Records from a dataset
--- BEGIN ---
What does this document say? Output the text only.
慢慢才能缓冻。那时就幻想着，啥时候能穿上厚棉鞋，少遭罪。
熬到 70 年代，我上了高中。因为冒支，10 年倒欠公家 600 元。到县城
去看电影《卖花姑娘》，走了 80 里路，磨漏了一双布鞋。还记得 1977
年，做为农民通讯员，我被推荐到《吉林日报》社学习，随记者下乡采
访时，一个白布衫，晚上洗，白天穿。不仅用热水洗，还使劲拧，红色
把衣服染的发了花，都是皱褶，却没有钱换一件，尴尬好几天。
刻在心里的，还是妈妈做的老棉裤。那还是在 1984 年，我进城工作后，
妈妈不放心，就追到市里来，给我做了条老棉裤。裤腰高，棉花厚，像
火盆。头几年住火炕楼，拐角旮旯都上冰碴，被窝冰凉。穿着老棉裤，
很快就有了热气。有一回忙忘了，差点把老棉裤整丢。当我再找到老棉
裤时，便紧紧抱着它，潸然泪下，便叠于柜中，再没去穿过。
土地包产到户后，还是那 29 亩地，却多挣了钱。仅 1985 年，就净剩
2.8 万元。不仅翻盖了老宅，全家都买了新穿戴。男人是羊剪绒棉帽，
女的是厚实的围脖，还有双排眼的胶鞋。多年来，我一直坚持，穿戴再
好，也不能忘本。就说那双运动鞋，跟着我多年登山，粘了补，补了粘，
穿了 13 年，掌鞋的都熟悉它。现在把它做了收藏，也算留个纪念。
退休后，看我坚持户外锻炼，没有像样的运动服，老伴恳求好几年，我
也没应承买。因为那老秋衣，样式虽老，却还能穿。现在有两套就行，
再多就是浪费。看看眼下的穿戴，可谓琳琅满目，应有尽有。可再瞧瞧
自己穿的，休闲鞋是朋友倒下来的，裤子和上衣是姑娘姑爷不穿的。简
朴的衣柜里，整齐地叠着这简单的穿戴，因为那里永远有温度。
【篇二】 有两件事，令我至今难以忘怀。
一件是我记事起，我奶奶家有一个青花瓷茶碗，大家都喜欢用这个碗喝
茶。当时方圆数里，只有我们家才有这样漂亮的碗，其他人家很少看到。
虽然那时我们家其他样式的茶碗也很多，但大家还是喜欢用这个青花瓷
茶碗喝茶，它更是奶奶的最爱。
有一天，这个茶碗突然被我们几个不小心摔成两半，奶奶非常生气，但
--- END ---
- Exercise description -
Reproduce every record above exactly as it appears.

- Full response -
What does this document say? Output the text only.
慢慢才能缓冻。那时就幻想着，啥时候能穿上厚棉鞋，少遭罪。
熬到 70 年代，我上了高中。因为冒支，10 年倒欠公家 600 元。到县城
去看电影《卖花姑娘》，走了 80 里路，磨漏了一双布鞋。还记得 1977
年，做为农民通讯员，我被推荐到《吉林日报》社学习，随记者下乡采
访时，一个白布衫，晚上洗，白天穿。不仅用热水洗，还使劲拧，红色
把衣服染的发了花，都是皱褶，却没有钱换一件，尴尬好几天。
刻在心里的，还是妈妈做的老棉裤。那还是在 1984 年，我进城工作后，
妈妈不放心，就追到市里来，给我做了条老棉裤。裤腰高，棉花厚，像
火盆。头几年住火炕楼，拐角旮旯都上冰碴，被窝冰凉。穿着老棉裤，
很快就有了热气。有一回忙忘了，差点把老棉裤整丢。当我再找到老棉
裤时，便紧紧抱着它，潸然泪下，便叠于柜中，再没去穿过。
土地包产到户后，还是那 29 亩地，却多挣了钱。仅 1985 年，就净剩
2.8 万元。不仅翻盖了老宅，全家都买了新穿戴。男人是羊剪绒棉帽，
女的是厚实的围脖，还有双排眼的胶鞋。多年来，我一直坚持，穿戴再
好，也不能忘本。就说那双运动鞋，跟着我多年登山，粘了补，补了粘，
穿了 13 年，掌鞋的都熟悉它。现在把它做了收藏，也算留个纪念。
退休后，看我坚持户外锻炼，没有像样的运动服，老伴恳求好几年，我
也没应承买。因为那老秋衣，样式虽老，却还能穿。现在有两套就行，
再多就是浪费。看看眼下的穿戴，可谓琳琅满目，应有尽有。可再瞧瞧
自己穿的，休闲鞋是朋友倒下来的，裤子和上衣是姑娘姑爷不穿的。简
朴的衣柜里，整齐地叠着这简单的穿戴，因为那里永远有温度。
【篇二】 有两件事，令我至今难以忘怀。
一件是我记事起，我奶奶家有一个青花瓷茶碗，大家都喜欢用这个碗喝
茶。当时方圆数里，只有我们家才有这样漂亮的碗，其他人家很少看到。
虽然那时我们家其他样式的茶碗也很多，但大家还是喜欢用这个青花瓷
茶碗喝茶，它更是奶奶的最爱。
有一天，这个茶碗突然被我们几个不小心摔成两半，奶奶非常生气，但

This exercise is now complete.